» **Short exercise**
From the listing below, pick out each line with the word "this".

» **Recorded information**
## BEGIN
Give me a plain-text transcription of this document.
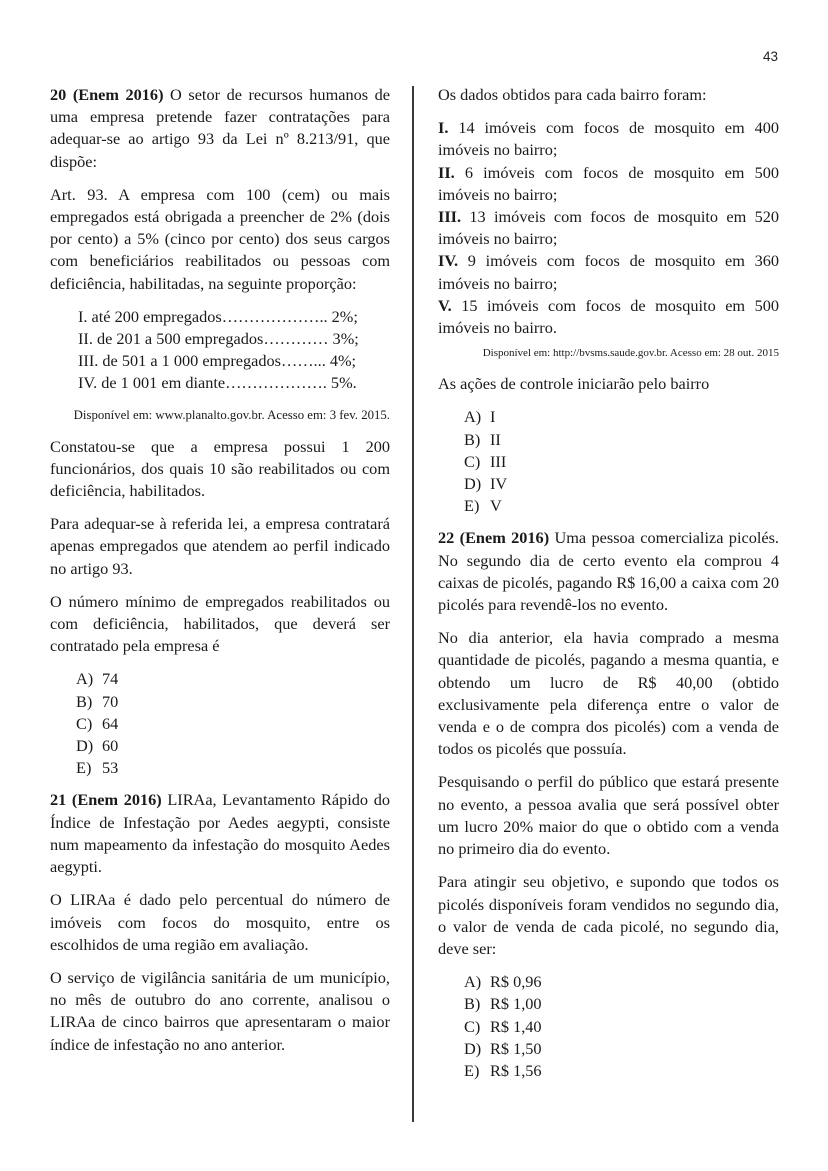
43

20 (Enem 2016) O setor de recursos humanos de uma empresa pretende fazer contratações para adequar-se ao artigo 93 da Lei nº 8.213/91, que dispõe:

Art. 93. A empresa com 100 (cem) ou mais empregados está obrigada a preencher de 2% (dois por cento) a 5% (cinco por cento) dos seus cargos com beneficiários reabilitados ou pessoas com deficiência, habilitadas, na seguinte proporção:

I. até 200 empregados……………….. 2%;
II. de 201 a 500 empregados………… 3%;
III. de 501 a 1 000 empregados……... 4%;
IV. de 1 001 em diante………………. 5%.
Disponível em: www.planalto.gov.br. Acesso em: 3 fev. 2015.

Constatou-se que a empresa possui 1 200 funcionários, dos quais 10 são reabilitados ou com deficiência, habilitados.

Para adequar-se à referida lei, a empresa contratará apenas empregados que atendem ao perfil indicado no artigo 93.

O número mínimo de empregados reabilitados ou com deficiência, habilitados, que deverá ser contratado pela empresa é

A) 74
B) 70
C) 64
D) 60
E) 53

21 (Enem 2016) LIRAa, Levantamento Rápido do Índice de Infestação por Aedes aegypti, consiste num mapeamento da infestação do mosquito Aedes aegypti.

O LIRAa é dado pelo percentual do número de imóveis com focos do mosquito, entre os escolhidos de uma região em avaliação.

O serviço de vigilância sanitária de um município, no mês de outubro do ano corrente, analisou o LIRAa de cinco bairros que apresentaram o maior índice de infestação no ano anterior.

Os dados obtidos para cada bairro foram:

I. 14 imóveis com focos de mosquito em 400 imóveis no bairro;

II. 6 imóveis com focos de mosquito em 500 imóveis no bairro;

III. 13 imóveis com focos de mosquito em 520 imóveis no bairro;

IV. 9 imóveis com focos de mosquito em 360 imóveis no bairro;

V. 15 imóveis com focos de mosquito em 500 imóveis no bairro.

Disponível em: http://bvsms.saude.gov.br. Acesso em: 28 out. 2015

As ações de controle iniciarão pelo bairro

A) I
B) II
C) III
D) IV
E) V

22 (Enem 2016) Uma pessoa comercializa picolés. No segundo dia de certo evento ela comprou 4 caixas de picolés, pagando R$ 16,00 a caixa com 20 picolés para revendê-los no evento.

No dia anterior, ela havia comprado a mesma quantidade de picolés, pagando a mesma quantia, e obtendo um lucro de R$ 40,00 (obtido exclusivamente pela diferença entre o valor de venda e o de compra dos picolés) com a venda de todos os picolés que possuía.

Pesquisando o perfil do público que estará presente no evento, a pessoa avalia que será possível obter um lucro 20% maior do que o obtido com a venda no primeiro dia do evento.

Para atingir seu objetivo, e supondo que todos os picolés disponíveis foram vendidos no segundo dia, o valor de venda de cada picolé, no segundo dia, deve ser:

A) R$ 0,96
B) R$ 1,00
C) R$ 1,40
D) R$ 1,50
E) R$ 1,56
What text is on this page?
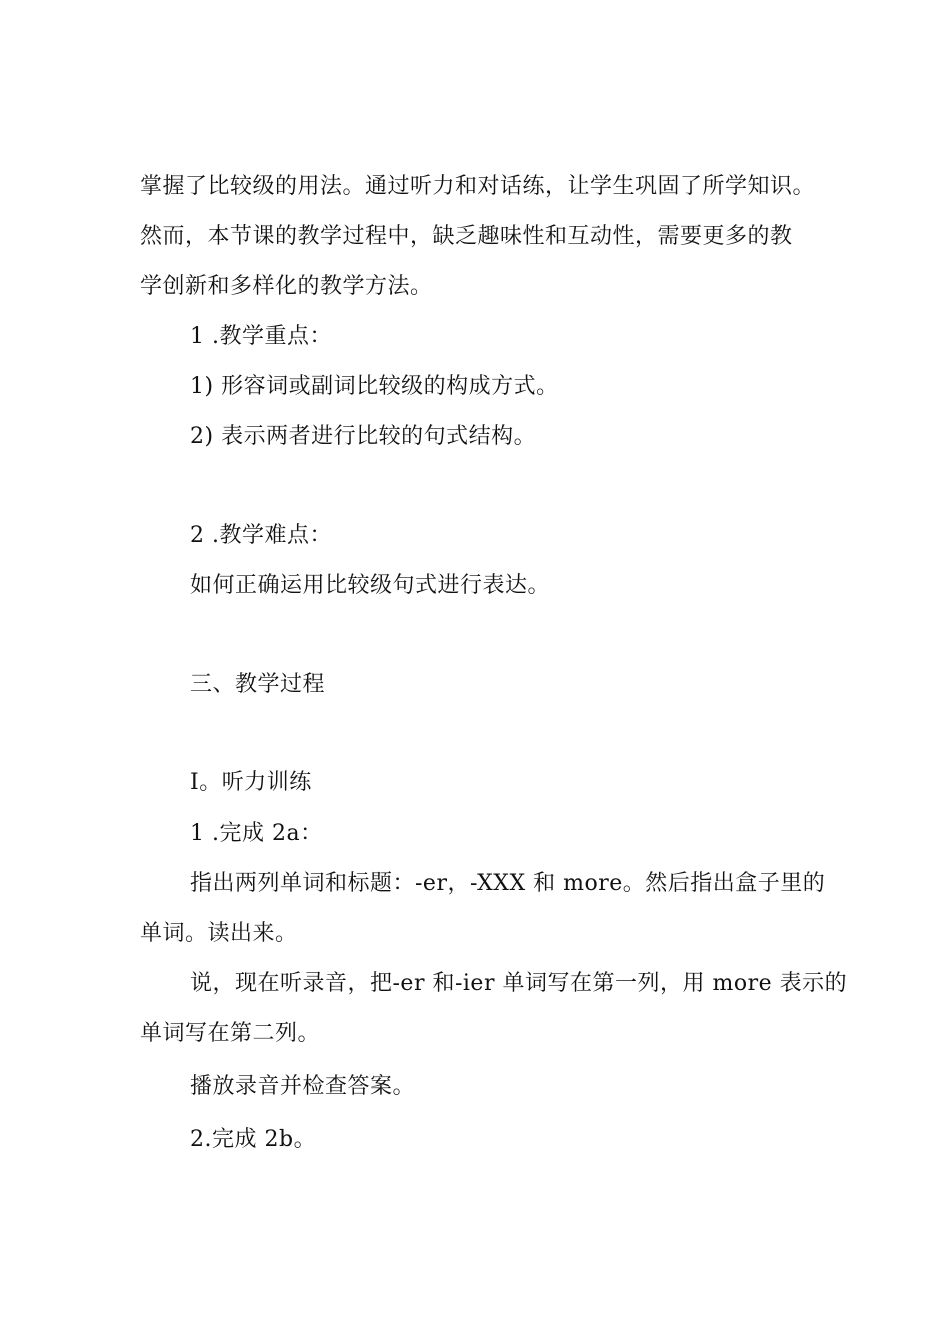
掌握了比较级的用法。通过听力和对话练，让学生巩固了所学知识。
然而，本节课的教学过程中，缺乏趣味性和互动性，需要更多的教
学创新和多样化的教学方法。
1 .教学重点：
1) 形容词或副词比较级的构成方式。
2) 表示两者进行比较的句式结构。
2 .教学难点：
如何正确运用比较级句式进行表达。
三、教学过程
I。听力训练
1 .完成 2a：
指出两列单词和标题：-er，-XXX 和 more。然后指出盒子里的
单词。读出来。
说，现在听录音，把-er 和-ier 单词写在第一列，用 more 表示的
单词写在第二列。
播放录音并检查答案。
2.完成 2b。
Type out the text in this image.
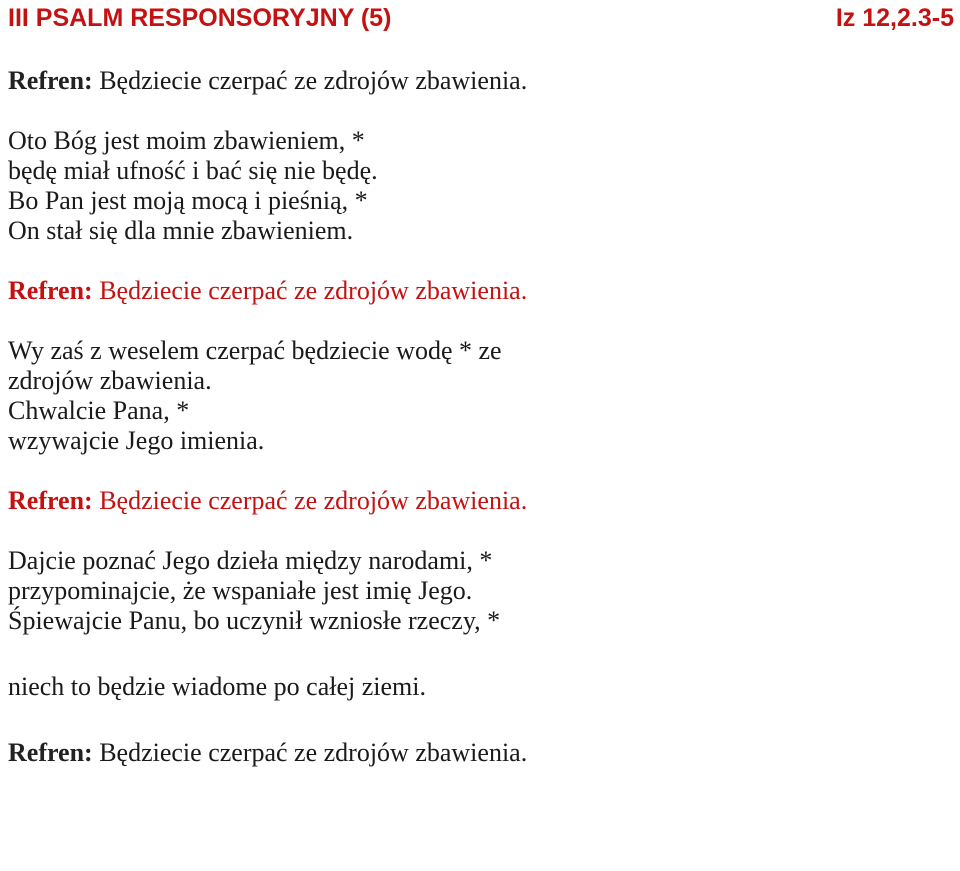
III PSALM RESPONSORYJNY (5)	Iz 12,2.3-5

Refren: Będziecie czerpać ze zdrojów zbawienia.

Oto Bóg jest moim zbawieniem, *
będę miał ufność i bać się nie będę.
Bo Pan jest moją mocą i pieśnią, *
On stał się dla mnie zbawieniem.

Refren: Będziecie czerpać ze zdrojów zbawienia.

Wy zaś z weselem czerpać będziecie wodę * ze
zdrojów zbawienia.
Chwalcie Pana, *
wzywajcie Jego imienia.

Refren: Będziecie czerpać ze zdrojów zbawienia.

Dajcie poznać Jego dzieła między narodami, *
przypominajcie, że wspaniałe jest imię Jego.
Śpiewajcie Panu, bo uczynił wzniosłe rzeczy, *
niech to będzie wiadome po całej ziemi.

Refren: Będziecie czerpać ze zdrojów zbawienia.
## END
» **Response to the task**
Give me a plain-text transcription of this document.
What text is on this page?
Type out the text in this image.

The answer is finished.